● **Task description**
Collect every line of the records below that contains the word "GENERALE".

[Records from a dataset]
****

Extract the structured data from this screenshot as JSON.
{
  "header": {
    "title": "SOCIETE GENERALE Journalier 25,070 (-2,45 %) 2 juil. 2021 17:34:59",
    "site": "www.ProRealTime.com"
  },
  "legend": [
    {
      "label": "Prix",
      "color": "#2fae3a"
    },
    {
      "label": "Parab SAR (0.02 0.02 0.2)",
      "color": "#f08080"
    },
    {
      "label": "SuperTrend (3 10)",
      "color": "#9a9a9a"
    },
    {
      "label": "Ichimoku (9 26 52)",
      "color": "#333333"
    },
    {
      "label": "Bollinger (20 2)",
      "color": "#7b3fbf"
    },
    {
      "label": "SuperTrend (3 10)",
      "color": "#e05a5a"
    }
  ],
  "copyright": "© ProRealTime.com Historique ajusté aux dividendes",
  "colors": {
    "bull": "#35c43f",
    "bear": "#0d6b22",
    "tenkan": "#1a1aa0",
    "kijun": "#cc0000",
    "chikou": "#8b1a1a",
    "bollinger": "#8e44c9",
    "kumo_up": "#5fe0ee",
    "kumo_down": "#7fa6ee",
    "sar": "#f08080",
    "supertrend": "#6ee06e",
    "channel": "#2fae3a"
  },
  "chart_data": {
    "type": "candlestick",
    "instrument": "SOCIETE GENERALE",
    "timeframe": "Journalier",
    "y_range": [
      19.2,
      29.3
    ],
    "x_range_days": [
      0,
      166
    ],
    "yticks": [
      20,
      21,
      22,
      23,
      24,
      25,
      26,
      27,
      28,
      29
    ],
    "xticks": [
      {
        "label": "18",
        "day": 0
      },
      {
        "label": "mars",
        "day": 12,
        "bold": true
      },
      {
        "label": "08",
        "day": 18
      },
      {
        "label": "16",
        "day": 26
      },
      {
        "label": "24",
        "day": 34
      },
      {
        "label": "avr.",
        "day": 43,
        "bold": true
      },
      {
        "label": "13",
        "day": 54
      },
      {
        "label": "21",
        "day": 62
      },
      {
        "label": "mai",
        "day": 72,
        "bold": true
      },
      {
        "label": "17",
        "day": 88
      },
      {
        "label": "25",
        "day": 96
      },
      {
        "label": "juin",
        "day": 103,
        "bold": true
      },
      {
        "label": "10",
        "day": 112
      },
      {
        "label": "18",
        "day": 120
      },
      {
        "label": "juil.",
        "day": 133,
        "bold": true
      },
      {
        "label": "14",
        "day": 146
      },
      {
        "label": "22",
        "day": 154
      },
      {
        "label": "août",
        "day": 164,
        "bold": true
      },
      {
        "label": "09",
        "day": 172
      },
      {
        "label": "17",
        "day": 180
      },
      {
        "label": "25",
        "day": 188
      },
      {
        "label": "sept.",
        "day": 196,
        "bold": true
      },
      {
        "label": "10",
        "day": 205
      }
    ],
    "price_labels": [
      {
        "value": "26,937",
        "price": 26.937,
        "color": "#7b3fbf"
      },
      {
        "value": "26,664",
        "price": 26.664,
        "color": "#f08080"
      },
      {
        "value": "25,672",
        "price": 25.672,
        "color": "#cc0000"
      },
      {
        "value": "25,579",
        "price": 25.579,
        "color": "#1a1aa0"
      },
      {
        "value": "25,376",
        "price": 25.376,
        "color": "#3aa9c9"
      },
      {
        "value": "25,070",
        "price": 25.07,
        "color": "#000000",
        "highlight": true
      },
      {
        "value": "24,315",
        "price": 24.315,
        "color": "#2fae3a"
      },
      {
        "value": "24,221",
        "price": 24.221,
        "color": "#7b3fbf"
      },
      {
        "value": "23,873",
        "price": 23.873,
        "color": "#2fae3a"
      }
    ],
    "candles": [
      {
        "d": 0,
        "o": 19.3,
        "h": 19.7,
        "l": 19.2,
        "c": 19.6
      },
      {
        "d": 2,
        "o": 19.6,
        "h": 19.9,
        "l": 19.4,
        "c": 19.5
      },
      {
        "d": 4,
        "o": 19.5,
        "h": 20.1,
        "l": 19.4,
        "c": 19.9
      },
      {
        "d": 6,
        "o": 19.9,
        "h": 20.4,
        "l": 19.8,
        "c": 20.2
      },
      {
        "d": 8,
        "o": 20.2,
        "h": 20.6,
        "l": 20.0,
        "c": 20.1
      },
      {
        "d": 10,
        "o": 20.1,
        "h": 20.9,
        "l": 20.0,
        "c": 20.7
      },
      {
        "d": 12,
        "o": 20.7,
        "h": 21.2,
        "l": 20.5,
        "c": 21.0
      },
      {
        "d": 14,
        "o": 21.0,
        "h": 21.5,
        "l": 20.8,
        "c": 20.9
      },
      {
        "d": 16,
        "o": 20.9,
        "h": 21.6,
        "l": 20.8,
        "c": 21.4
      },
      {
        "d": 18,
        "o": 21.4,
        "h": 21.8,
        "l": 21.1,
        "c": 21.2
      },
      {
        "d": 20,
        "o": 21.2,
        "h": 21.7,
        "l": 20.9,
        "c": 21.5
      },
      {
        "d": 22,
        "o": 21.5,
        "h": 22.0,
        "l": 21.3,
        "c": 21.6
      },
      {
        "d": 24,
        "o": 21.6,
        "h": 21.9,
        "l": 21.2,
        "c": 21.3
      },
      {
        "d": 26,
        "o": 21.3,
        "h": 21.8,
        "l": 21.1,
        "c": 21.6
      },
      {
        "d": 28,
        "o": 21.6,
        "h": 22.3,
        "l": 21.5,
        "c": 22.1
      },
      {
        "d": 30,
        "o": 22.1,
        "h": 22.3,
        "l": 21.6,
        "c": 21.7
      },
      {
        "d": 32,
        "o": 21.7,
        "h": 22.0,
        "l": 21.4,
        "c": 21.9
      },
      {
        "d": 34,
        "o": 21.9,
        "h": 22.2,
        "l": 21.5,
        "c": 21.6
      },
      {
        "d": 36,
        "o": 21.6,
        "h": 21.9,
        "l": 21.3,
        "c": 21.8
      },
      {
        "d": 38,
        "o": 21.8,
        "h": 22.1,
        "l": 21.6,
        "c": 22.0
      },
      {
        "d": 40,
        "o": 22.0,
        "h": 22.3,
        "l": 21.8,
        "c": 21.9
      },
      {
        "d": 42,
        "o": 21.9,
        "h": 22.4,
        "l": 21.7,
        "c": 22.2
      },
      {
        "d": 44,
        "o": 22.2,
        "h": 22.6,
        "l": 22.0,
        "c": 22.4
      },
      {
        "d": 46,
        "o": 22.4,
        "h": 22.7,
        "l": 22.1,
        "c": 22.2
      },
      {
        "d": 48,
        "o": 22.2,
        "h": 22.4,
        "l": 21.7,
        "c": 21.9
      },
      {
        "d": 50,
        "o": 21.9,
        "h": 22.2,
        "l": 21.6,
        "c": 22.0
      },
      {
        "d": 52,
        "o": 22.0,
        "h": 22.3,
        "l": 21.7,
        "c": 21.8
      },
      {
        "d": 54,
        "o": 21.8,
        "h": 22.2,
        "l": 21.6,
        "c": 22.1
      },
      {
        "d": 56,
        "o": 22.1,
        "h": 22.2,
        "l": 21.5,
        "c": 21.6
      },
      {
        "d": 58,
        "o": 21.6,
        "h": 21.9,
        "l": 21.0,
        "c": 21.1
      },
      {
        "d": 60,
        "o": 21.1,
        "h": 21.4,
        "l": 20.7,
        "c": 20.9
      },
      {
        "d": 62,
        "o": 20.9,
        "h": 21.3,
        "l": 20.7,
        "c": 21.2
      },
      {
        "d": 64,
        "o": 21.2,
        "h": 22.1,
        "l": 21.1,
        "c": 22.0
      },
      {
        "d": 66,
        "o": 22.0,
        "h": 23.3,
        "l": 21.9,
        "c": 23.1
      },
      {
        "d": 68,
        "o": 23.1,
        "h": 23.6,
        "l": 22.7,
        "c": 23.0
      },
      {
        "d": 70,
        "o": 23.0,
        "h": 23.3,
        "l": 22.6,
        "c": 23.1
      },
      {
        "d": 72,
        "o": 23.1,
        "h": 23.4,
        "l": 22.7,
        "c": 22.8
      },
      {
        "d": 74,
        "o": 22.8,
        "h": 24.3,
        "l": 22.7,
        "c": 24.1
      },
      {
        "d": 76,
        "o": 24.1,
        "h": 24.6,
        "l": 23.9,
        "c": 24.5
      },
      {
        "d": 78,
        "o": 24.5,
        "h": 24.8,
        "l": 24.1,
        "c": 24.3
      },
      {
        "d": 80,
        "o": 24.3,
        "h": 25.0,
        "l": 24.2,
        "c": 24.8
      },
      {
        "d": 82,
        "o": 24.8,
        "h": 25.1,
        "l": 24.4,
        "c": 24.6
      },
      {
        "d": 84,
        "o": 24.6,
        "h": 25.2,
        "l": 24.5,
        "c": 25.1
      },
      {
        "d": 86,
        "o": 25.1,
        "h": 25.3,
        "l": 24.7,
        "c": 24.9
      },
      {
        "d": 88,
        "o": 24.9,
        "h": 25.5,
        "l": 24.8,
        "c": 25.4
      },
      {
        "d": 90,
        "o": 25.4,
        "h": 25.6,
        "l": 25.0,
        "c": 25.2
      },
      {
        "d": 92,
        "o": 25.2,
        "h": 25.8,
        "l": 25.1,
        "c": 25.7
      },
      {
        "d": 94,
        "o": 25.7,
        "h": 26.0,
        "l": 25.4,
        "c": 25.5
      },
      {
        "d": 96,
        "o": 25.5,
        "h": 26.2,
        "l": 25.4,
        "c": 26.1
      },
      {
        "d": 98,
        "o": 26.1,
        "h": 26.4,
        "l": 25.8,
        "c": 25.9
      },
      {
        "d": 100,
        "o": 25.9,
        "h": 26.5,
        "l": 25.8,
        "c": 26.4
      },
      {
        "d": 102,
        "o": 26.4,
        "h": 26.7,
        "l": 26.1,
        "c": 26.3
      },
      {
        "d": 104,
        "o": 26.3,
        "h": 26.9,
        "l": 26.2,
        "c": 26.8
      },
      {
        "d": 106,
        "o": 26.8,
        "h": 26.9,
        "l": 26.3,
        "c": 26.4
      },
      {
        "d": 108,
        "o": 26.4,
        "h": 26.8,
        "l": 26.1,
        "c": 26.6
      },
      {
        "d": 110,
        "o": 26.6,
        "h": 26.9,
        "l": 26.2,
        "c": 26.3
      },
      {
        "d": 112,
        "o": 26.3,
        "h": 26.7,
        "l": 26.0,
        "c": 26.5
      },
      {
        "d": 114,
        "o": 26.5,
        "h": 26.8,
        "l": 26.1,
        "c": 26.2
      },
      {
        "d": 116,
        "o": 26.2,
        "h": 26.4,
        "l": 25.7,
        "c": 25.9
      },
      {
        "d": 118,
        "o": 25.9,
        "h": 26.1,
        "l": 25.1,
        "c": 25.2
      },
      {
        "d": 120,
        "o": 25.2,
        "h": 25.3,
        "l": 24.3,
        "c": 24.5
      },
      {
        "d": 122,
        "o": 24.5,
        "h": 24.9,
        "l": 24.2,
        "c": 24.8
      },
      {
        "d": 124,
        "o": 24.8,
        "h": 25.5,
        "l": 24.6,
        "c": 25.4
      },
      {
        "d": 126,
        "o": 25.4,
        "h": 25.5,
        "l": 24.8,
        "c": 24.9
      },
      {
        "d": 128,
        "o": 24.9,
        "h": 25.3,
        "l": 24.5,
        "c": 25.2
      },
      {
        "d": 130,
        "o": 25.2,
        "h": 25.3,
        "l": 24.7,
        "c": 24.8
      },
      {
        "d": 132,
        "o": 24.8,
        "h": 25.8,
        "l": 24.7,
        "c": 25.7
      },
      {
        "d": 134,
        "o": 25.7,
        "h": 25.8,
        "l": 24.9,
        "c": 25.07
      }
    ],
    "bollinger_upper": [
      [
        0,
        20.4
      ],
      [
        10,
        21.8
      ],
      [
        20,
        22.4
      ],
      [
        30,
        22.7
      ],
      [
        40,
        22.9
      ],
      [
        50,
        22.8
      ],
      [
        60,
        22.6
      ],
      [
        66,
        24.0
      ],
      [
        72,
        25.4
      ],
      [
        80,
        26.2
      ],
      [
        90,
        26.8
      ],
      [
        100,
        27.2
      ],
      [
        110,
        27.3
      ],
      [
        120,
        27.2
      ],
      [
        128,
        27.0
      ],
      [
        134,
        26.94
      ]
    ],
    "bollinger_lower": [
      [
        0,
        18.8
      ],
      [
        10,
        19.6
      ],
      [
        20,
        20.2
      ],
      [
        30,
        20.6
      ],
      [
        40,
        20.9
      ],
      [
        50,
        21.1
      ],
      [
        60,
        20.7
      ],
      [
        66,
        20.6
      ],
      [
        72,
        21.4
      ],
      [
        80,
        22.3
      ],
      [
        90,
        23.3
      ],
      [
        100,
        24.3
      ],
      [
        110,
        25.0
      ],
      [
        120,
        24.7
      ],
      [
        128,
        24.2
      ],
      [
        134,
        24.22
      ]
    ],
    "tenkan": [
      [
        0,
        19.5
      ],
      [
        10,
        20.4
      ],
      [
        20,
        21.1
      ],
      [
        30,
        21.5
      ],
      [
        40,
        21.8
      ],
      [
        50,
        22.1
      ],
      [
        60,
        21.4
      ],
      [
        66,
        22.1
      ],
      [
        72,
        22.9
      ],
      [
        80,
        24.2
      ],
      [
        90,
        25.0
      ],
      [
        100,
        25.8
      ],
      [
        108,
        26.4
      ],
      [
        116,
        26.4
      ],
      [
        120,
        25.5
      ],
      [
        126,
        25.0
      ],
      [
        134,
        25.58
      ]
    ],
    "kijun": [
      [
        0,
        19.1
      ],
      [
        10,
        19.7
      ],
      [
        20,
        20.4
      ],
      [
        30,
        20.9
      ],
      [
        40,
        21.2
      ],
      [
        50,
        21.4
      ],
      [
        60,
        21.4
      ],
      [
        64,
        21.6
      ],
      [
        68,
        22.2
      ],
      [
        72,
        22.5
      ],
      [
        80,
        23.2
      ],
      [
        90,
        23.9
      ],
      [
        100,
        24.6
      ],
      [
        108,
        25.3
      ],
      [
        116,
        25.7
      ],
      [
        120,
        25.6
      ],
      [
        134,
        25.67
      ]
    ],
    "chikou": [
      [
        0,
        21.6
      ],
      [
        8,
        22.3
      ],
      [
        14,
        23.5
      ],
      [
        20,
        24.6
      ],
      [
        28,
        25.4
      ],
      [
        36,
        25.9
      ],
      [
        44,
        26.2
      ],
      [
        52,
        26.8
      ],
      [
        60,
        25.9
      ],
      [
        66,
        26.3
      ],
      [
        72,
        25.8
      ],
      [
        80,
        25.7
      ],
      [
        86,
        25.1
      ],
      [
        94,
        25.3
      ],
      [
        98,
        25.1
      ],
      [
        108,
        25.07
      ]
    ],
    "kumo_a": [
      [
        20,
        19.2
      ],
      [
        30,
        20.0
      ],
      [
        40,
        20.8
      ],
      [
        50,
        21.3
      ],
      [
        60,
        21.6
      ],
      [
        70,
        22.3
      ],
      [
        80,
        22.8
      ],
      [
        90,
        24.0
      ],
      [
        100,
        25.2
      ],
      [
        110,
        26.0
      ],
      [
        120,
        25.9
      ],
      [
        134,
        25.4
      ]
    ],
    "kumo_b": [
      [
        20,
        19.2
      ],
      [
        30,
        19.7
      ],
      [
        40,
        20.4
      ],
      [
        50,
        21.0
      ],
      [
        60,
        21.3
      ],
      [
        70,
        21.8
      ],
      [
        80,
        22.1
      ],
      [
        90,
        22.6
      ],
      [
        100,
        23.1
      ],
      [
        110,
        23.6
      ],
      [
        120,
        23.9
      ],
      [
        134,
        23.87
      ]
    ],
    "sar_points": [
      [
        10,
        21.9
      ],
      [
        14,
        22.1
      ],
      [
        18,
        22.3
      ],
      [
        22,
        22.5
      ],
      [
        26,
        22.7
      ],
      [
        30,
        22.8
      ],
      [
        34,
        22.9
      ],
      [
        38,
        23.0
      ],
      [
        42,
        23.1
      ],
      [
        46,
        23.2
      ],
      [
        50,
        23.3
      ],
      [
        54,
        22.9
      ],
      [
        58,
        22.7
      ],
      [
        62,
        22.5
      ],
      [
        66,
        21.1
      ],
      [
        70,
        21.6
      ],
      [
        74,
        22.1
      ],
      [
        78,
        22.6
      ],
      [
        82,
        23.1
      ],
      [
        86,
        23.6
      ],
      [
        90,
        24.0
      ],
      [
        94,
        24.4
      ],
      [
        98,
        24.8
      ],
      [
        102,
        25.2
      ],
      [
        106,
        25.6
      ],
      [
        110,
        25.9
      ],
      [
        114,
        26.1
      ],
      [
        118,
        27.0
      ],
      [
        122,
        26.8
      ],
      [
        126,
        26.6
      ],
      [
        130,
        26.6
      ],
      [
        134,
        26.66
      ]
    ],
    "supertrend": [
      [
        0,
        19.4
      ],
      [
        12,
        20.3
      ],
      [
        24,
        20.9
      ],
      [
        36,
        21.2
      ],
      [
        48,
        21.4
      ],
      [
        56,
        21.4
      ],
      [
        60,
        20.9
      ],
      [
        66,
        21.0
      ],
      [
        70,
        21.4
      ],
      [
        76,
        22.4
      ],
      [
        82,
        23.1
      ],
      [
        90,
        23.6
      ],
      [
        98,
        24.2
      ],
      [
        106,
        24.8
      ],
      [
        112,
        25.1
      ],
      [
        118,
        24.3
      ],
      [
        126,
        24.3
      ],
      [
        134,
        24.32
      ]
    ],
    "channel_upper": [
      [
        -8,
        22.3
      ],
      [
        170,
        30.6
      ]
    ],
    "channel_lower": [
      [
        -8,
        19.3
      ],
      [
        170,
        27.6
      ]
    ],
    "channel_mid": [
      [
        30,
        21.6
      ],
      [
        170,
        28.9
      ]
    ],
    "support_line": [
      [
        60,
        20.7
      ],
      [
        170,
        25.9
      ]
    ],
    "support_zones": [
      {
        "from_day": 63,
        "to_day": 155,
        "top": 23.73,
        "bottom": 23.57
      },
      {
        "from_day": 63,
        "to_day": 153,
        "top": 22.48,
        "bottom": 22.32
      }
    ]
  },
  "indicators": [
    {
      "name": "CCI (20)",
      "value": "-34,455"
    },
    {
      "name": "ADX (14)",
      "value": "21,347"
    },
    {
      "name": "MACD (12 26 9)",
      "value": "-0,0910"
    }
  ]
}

****

● **Response to this exercise**
    "title": "SOCIETE GENERALE Journalier 25,070 (-2,45 %) 2 juil. 2021 17:34:59",
    "instrument": "SOCIETE GENERALE",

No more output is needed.